**Request**
Collect all lines containing the word "εκπαίδευσης" from the data.

----

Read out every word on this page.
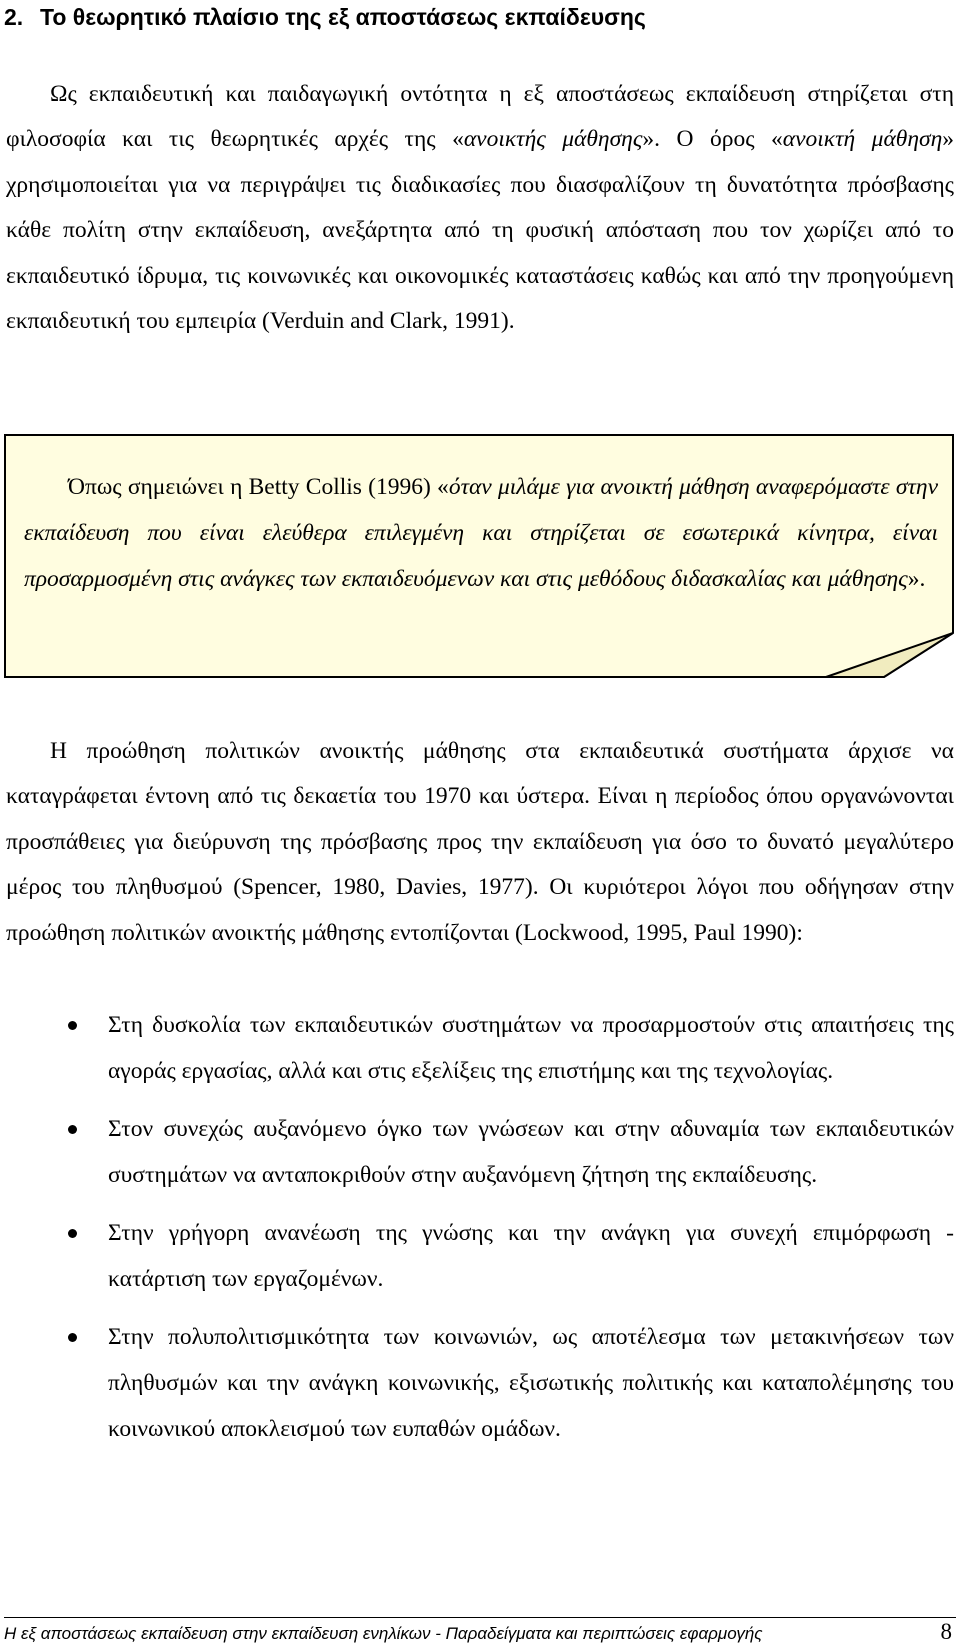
2. Το θεωρητικό πλαίσιο της εξ αποστάσεως εκπαίδευσης

Ως εκπαιδευτική και παιδαγωγική οντότητα η εξ αποστάσεως εκπαίδευση στηρίζεται στη φιλοσοφία και τις θεωρητικές αρχές της «ανοικτής μάθησης». Ο όρος «ανοικτή μάθηση» χρησιμοποιείται για να περιγράψει τις διαδικασίες που διασφαλίζουν τη δυνατότητα πρόσβασης κάθε πολίτη στην εκπαίδευση, ανεξάρτητα από τη φυσική απόσταση που τον χωρίζει από το εκπαιδευτικό ίδρυμα, τις κοινωνικές και οικονομικές καταστάσεις καθώς και από την προηγούμενη εκπαιδευτική του εμπειρία (Verduin and Clark, 1991).

Όπως σημειώνει η Betty Collis (1996) «όταν μιλάμε για ανοικτή μάθηση αναφερόμαστε στην εκπαίδευση που είναι ελεύθερα επιλεγμένη και στηρίζεται σε εσωτερικά κίνητρα, είναι προσαρμοσμένη στις ανάγκες των εκπαιδευόμενων και στις μεθόδους διδασκαλίας και μάθησης».

Η προώθηση πολιτικών ανοικτής μάθησης στα εκπαιδευτικά συστήματα άρχισε να καταγράφεται έντονη από τις δεκαετία του 1970 και ύστερα. Είναι η περίοδος όπου οργανώνονται προσπάθειες για διεύρυνση της πρόσβασης προς την εκπαίδευση για όσο το δυνατό μεγαλύτερο μέρος του πληθυσμού (Spencer, 1980, Davies, 1977). Οι κυριότεροι λόγοι που οδήγησαν στην προώθηση πολιτικών ανοικτής μάθησης εντοπίζονται (Lockwood, 1995, Paul 1990):

Στη δυσκολία των εκπαιδευτικών συστημάτων να προσαρμοστούν στις απαιτήσεις της αγοράς εργασίας, αλλά και στις εξελίξεις της επιστήμης και της τεχνολογίας.
Στον συνεχώς αυξανόμενο όγκο των γνώσεων και στην αδυναμία των εκπαιδευτικών συστημάτων να ανταποκριθούν στην αυξανόμενη ζήτηση της εκπαίδευσης.
Στην γρήγορη ανανέωση της γνώσης και την ανάγκη για συνεχή επιμόρφωση - κατάρτιση των εργαζομένων.
Στην πολυπολιτισμικότητα των κοινωνιών, ως αποτέλεσμα των μετακινήσεων των πληθυσμών και την ανάγκη κοινωνικής, εξισωτικής πολιτικής και καταπολέμησης του κοινωνικού αποκλεισμού των ευπαθών ομάδων.
Η εξ αποστάσεως εκπαίδευση στην εκπαίδευση ενηλίκων - Παραδείγματα και περιπτώσεις εφαρμογής	8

----

**Solution to this problem**
2. Το θεωρητικό πλαίσιο της εξ αποστάσεως εκπαίδευσης
Στον συνεχώς αυξανόμενο όγκο των γνώσεων και στην αδυναμία των εκπαιδευτικών συστημάτων να ανταποκριθούν στην αυξανόμενη ζήτηση της εκπαίδευσης.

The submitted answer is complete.